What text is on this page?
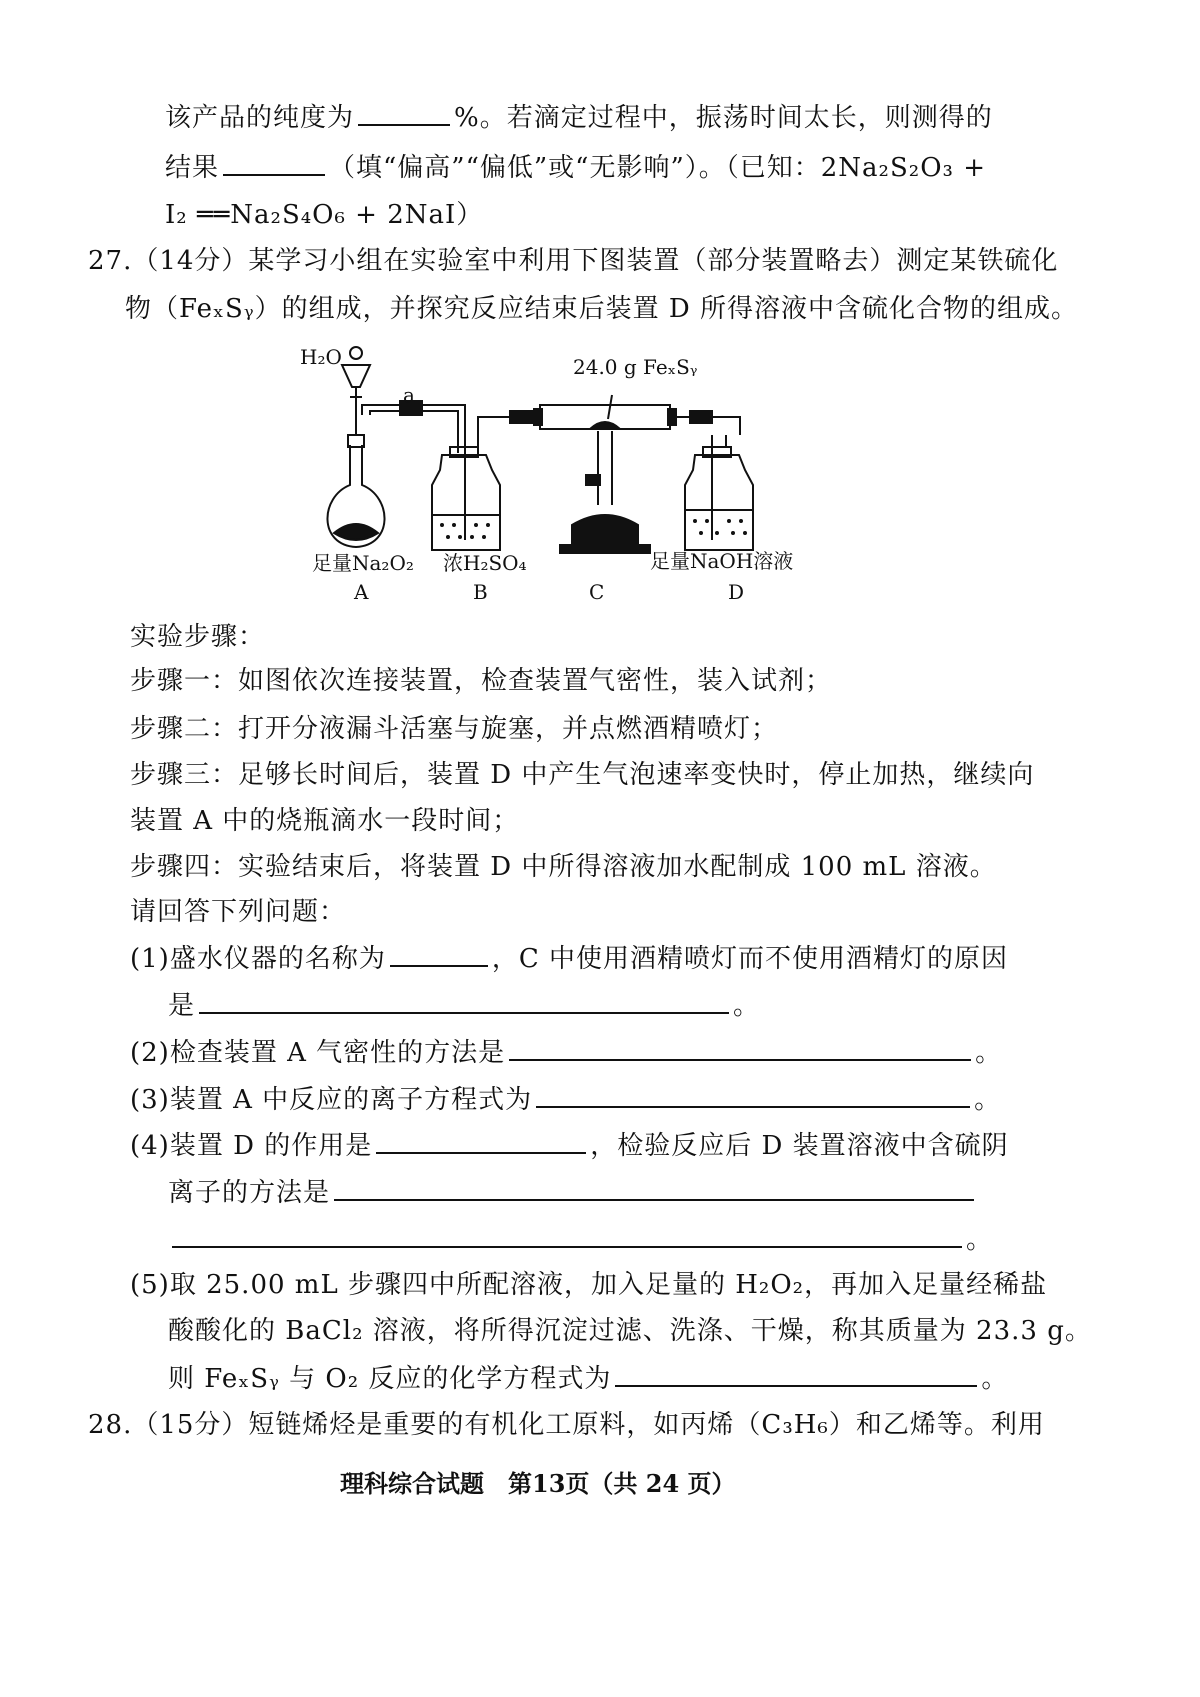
该产品的纯度为	%。若滴定过程中，振荡时间太长，则测得的
结果	（填“偏高”“偏低”或“无影响”）。（已知：2Na₂S₂O₃ +
I₂ ══Na₂S₄O₆ + 2NaI）
27.（14分）某学习小组在实验室中利用下图装置（部分装置略去）测定某铁硫化
物（FeₓSᵧ）的组成，并探究反应结束后装置 D 所得溶液中含硫化合物的组成。
H₂O
a
24.0 g FeₓSᵧ
足量Na₂O₂ 浓H₂SO₄	足量NaOH溶液
A	B	C	D
实验步骤：
步骤一：如图依次连接装置，检查装置气密性，装入试剂；
步骤二：打开分液漏斗活塞与旋塞，并点燃酒精喷灯；
步骤三：足够长时间后，装置 D 中产生气泡速率变快时，停止加热，继续向
装置 A 中的烧瓶滴水一段时间；
步骤四：实验结束后，将装置 D 中所得溶液加水配制成 100 mL 溶液。
请回答下列问题：
(1)盛水仪器的名称为	，C 中使用酒精喷灯而不使用酒精灯的原因
是	。
(2)检查装置 A 气密性的方法是	。
(3)装置 A 中反应的离子方程式为	。
(4)装置 D 的作用是	，检验反应后 D 装置溶液中含硫阴
离子的方法是
。
(5)取 25.00 mL 步骤四中所配溶液，加入足量的 H₂O₂，再加入足量经稀盐
酸酸化的 BaCl₂ 溶液，将所得沉淀过滤、洗涤、干燥，称其质量为 23.3 g。
则 FeₓSᵧ 与 O₂ 反应的化学方程式为	。
28.（15分）短链烯烃是重要的有机化工原料，如丙烯（C₃H₆）和乙烯等。利用
理科综合试题　第13页（共 24 页）
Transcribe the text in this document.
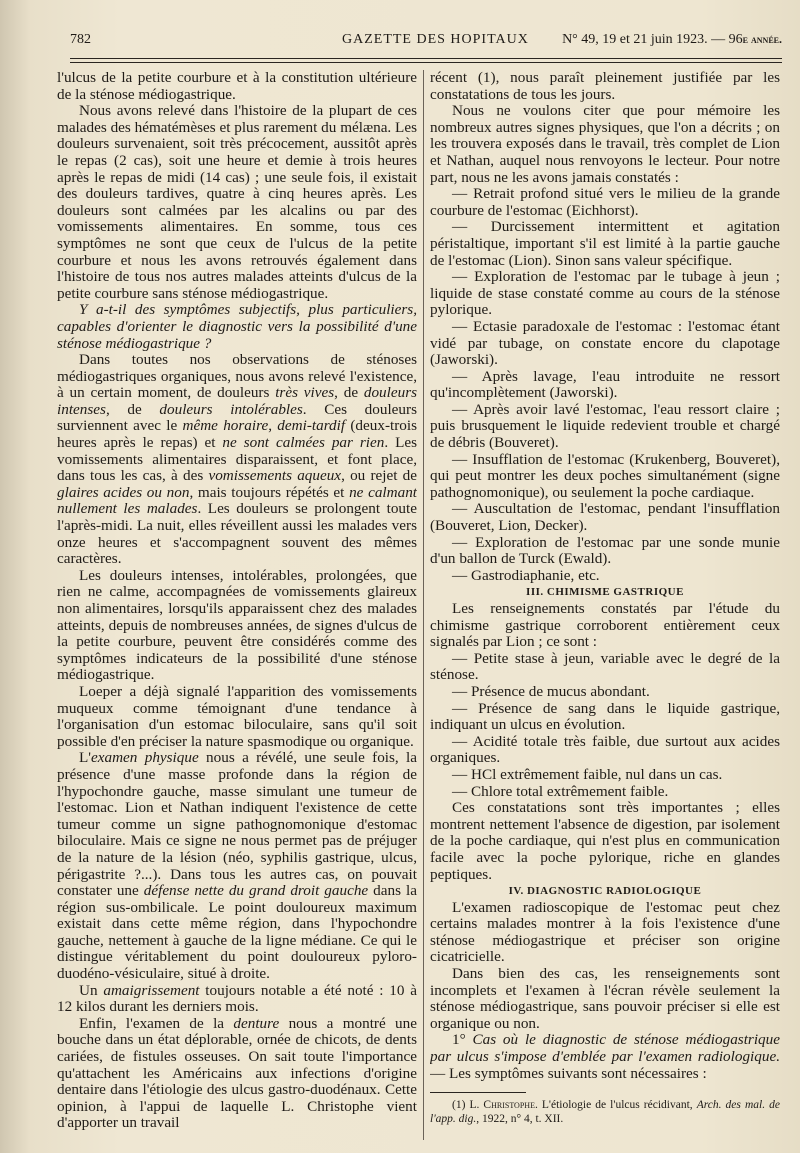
782	GAZETTE DES HOPITAUX N° 49, 19 et 21 juin 1923. — 96e année.

l'ulcus de la petite courbure et à la constitution ultérieure de la sténose médiogastrique.

Nous avons relevé dans l'histoire de la plupart de ces malades des hématémèses et plus rarement du mélæna. Les douleurs survenaient, soit très précocement, aussitôt après le repas (2 cas), soit une heure et demie à trois heures après le repas de midi (14 cas) ; une seule fois, il existait des douleurs tardives, quatre à cinq heures après. Les douleurs sont calmées par les alcalins ou par des vomissements alimentaires. En somme, tous ces symptômes ne sont que ceux de l'ulcus de la petite courbure et nous les avons retrouvés également dans l'histoire de tous nos autres malades atteints d'ulcus de la petite courbure sans sténose médiogastrique.

Y a-t-il des symptômes subjectifs, plus particuliers, capables d'orienter le diagnostic vers la possibilité d'une sténose médiogastrique ?

Dans toutes nos observations de sténoses médiogastriques organiques, nous avons relevé l'existence, à un certain moment, de douleurs très vives, de douleurs intenses, de douleurs intolérables. Ces douleurs surviennent avec le même horaire, demi-tardif (deux-trois heures après le repas) et ne sont calmées par rien. Les vomissements alimentaires disparaissent, et font place, dans tous les cas, à des vomissements aqueux, ou rejet de glaires acides ou non, mais toujours répétés et ne calmant nullement les malades. Les douleurs se prolongent toute l'après-midi. La nuit, elles réveillent aussi les malades vers onze heures et s'accompagnent souvent des mêmes caractères.

Les douleurs intenses, intolérables, prolongées, que rien ne calme, accompagnées de vomissements glaireux non alimentaires, lorsqu'ils apparaissent chez des malades atteints, depuis de nombreuses années, de signes d'ulcus de la petite courbure, peuvent être considérés comme des symptômes indicateurs de la possibilité d'une sténose médiogastrique.

Loeper a déjà signalé l'apparition des vomissements muqueux comme témoignant d'une tendance à l'organisation d'un estomac biloculaire, sans qu'il soit possible d'en préciser la nature spasmodique ou organique.

L'examen physique nous a révélé, une seule fois, la présence d'une masse profonde dans la région de l'hypochondre gauche, masse simulant une tumeur de l'estomac. Lion et Nathan indiquent l'existence de cette tumeur comme un signe pathognomonique d'estomac biloculaire. Mais ce signe ne nous permet pas de préjuger de la nature de la lésion (néo, syphilis gastrique, ulcus, périgastrite ?...). Dans tous les autres cas, on pouvait constater une défense nette du grand droit gauche dans la région sus-ombilicale. Le point douloureux maximum existait dans cette même région, dans l'hypochondre gauche, nettement à gauche de la ligne médiane. Ce qui le distingue véritablement du point douloureux pyloro-duodéno-vésiculaire, situé à droite.

Un amaigrissement toujours notable a été noté : 10 à 12 kilos durant les derniers mois.

Enfin, l'examen de la denture nous a montré une bouche dans un état déplorable, ornée de chicots, de dents cariées, de fistules osseuses. On sait toute l'importance qu'attachent les Américains aux infections d'origine dentaire dans l'étiologie des ulcus gastro-duodénaux. Cette opinion, à l'appui de laquelle L. Christophe vient d'apporter un travail

récent (1), nous paraît pleinement justifiée par les constatations de tous les jours.

Nous ne voulons citer que pour mémoire les nombreux autres signes physiques, que l'on a décrits ; on les trouvera exposés dans le travail, très complet de Lion et Nathan, auquel nous renvoyons le lecteur. Pour notre part, nous ne les avons jamais constatés :

— Retrait profond situé vers le milieu de la grande courbure de l'estomac (Eichhorst).

— Durcissement intermittent et agitation péristaltique, important s'il est limité à la partie gauche de l'estomac (Lion). Sinon sans valeur spécifique.

— Exploration de l'estomac par le tubage à jeun ; liquide de stase constaté comme au cours de la sténose pylorique.

— Ectasie paradoxale de l'estomac : l'estomac étant vidé par tubage, on constate encore du clapotage (Jaworski).

— Après lavage, l'eau introduite ne ressort qu'incomplètement (Jaworski).

— Après avoir lavé l'estomac, l'eau ressort claire ; puis brusquement le liquide redevient trouble et chargé de débris (Bouveret).

— Insufflation de l'estomac (Krukenberg, Bouveret), qui peut montrer les deux poches simultanément (signe pathognomonique), ou seulement la poche cardiaque.

— Auscultation de l'estomac, pendant l'insufflation (Bouveret, Lion, Decker).

— Exploration de l'estomac par une sonde munie d'un ballon de Turck (Ewald).

— Gastrodiaphanie, etc.

III. CHIMISME GASTRIQUE

Les renseignements constatés par l'étude du chimisme gastrique corroborent entièrement ceux signalés par Lion ; ce sont :

— Petite stase à jeun, variable avec le degré de la sténose.

— Présence de mucus abondant.

— Présence de sang dans le liquide gastrique, indiquant un ulcus en évolution.

— Acidité totale très faible, due surtout aux acides organiques.

— HCl extrêmement faible, nul dans un cas.

— Chlore total extrêmement faible.

Ces constatations sont très importantes ; elles montrent nettement l'absence de digestion, par isolement de la poche cardiaque, qui n'est plus en communication facile avec la poche pylorique, riche en glandes peptiques.

IV. DIAGNOSTIC RADIOLOGIQUE

L'examen radioscopique de l'estomac peut chez certains malades montrer à la fois l'existence d'une sténose médiogastrique et préciser son origine cicatricielle.

Dans bien des cas, les renseignements sont incomplets et l'examen à l'écran révèle seulement la sténose médiogastrique, sans pouvoir préciser si elle est organique ou non.

1° Cas où le diagnostic de sténose médiogastrique par ulcus s'impose d'emblée par l'examen radiologique. — Les symptômes suivants sont nécessaires :

(1) L. Christophe. L'étiologie de l'ulcus récidivant, Arch. des mal. de l'app. dig., 1922, n° 4, t. XII.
*-*-*
Every line of the data should be copied as it stands, without the images.

> [Output for this exercise]
What text is on this page?
该产品的纯度为	%。若滴定过程中，振荡时间太长，则测得的
结果	（填“偏高”“偏低”或“无影响”）。（已知：2Na₂S₂O₃ +
I₂ ══Na₂S₄O₆ + 2NaI）
27.（14分）某学习小组在实验室中利用下图装置（部分装置略去）测定某铁硫化
物（FeₓSᵧ）的组成，并探究反应结束后装置 D 所得溶液中含硫化合物的组成。
H₂O
a
24.0 g FeₓSᵧ
足量Na₂O₂ 浓H₂SO₄	足量NaOH溶液
A	B	C	D
实验步骤：
步骤一：如图依次连接装置，检查装置气密性，装入试剂；
步骤二：打开分液漏斗活塞与旋塞，并点燃酒精喷灯；
步骤三：足够长时间后，装置 D 中产生气泡速率变快时，停止加热，继续向
装置 A 中的烧瓶滴水一段时间；
步骤四：实验结束后，将装置 D 中所得溶液加水配制成 100 mL 溶液。
请回答下列问题：
(1)盛水仪器的名称为	，C 中使用酒精喷灯而不使用酒精灯的原因
是	。
(2)检查装置 A 气密性的方法是	。
(3)装置 A 中反应的离子方程式为	。
(4)装置 D 的作用是	，检验反应后 D 装置溶液中含硫阴
离子的方法是
。
(5)取 25.00 mL 步骤四中所配溶液，加入足量的 H₂O₂，再加入足量经稀盐
酸酸化的 BaCl₂ 溶液，将所得沉淀过滤、洗涤、干燥，称其质量为 23.3 g。
则 FeₓSᵧ 与 O₂ 反应的化学方程式为	。
28.（15分）短链烯烃是重要的有机化工原料，如丙烯（C₃H₆）和乙烯等。利用
理科综合试题　第13页（共 24 页）
Transcribe the text in this document.
782	GAZETTE DES HOPITAUX N° 49, 19 et 21 juin 1923. — 96e année.

l'ulcus de la petite courbure et à la constitution ultérieure de la sténose médiogastrique.

Nous avons relevé dans l'histoire de la plupart de ces malades des hématémèses et plus rarement du mélæna. Les douleurs survenaient, soit très précocement, aussitôt après le repas (2 cas), soit une heure et demie à trois heures après le repas de midi (14 cas) ; une seule fois, il existait des douleurs tardives, quatre à cinq heures après. Les douleurs sont calmées par les alcalins ou par des vomissements alimentaires. En somme, tous ces symptômes ne sont que ceux de l'ulcus de la petite courbure et nous les avons retrouvés également dans l'histoire de tous nos autres malades atteints d'ulcus de la petite courbure sans sténose médiogastrique.

Y a-t-il des symptômes subjectifs, plus particuliers, capables d'orienter le diagnostic vers la possibilité d'une sténose médiogastrique ?

Dans toutes nos observations de sténoses médiogastriques organiques, nous avons relevé l'existence, à un certain moment, de douleurs très vives, de douleurs intenses, de douleurs intolérables. Ces douleurs surviennent avec le même horaire, demi-tardif (deux-trois heures après le repas) et ne sont calmées par rien. Les vomissements alimentaires disparaissent, et font place, dans tous les cas, à des vomissements aqueux, ou rejet de glaires acides ou non, mais toujours répétés et ne calmant nullement les malades. Les douleurs se prolongent toute l'après-midi. La nuit, elles réveillent aussi les malades vers onze heures et s'accompagnent souvent des mêmes caractères.

Les douleurs intenses, intolérables, prolongées, que rien ne calme, accompagnées de vomissements glaireux non alimentaires, lorsqu'ils apparaissent chez des malades atteints, depuis de nombreuses années, de signes d'ulcus de la petite courbure, peuvent être considérés comme des symptômes indicateurs de la possibilité d'une sténose médiogastrique.

Loeper a déjà signalé l'apparition des vomissements muqueux comme témoignant d'une tendance à l'organisation d'un estomac biloculaire, sans qu'il soit possible d'en préciser la nature spasmodique ou organique.

L'examen physique nous a révélé, une seule fois, la présence d'une masse profonde dans la région de l'hypochondre gauche, masse simulant une tumeur de l'estomac. Lion et Nathan indiquent l'existence de cette tumeur comme un signe pathognomonique d'estomac biloculaire. Mais ce signe ne nous permet pas de préjuger de la nature de la lésion (néo, syphilis gastrique, ulcus, périgastrite ?...). Dans tous les autres cas, on pouvait constater une défense nette du grand droit gauche dans la région sus-ombilicale. Le point douloureux maximum existait dans cette même région, dans l'hypochondre gauche, nettement à gauche de la ligne médiane. Ce qui le distingue véritablement du point douloureux pyloro-duodéno-vésiculaire, situé à droite.

Un amaigrissement toujours notable a été noté : 10 à 12 kilos durant les derniers mois.

Enfin, l'examen de la denture nous a montré une bouche dans un état déplorable, ornée de chicots, de dents cariées, de fistules osseuses. On sait toute l'importance qu'attachent les Américains aux infections d'origine dentaire dans l'étiologie des ulcus gastro-duodénaux. Cette opinion, à l'appui de laquelle L. Christophe vient d'apporter un travail

récent (1), nous paraît pleinement justifiée par les constatations de tous les jours.

Nous ne voulons citer que pour mémoire les nombreux autres signes physiques, que l'on a décrits ; on les trouvera exposés dans le travail, très complet de Lion et Nathan, auquel nous renvoyons le lecteur. Pour notre part, nous ne les avons jamais constatés :

— Retrait profond situé vers le milieu de la grande courbure de l'estomac (Eichhorst).

— Durcissement intermittent et agitation péristaltique, important s'il est limité à la partie gauche de l'estomac (Lion). Sinon sans valeur spécifique.

— Exploration de l'estomac par le tubage à jeun ; liquide de stase constaté comme au cours de la sténose pylorique.

— Ectasie paradoxale de l'estomac : l'estomac étant vidé par tubage, on constate encore du clapotage (Jaworski).

— Après lavage, l'eau introduite ne ressort qu'incomplètement (Jaworski).

— Après avoir lavé l'estomac, l'eau ressort claire ; puis brusquement le liquide redevient trouble et chargé de débris (Bouveret).

— Insufflation de l'estomac (Krukenberg, Bouveret), qui peut montrer les deux poches simultanément (signe pathognomonique), ou seulement la poche cardiaque.

— Auscultation de l'estomac, pendant l'insufflation (Bouveret, Lion, Decker).

— Exploration de l'estomac par une sonde munie d'un ballon de Turck (Ewald).

— Gastrodiaphanie, etc.

III. CHIMISME GASTRIQUE

Les renseignements constatés par l'étude du chimisme gastrique corroborent entièrement ceux signalés par Lion ; ce sont :

— Petite stase à jeun, variable avec le degré de la sténose.

— Présence de mucus abondant.

— Présence de sang dans le liquide gastrique, indiquant un ulcus en évolution.

— Acidité totale très faible, due surtout aux acides organiques.

— HCl extrêmement faible, nul dans un cas.

— Chlore total extrêmement faible.

Ces constatations sont très importantes ; elles montrent nettement l'absence de digestion, par isolement de la poche cardiaque, qui n'est plus en communication facile avec la poche pylorique, riche en glandes peptiques.

IV. DIAGNOSTIC RADIOLOGIQUE

L'examen radioscopique de l'estomac peut chez certains malades montrer à la fois l'existence d'une sténose médiogastrique et préciser son origine cicatricielle.

Dans bien des cas, les renseignements sont incomplets et l'examen à l'écran révèle seulement la sténose médiogastrique, sans pouvoir préciser si elle est organique ou non.

1° Cas où le diagnostic de sténose médiogastrique par ulcus s'impose d'emblée par l'examen radiologique. — Les symptômes suivants sont nécessaires :

(1) L. Christophe. L'étiologie de l'ulcus récidivant, Arch. des mal. de l'app. dig., 1922, n° 4, t. XII.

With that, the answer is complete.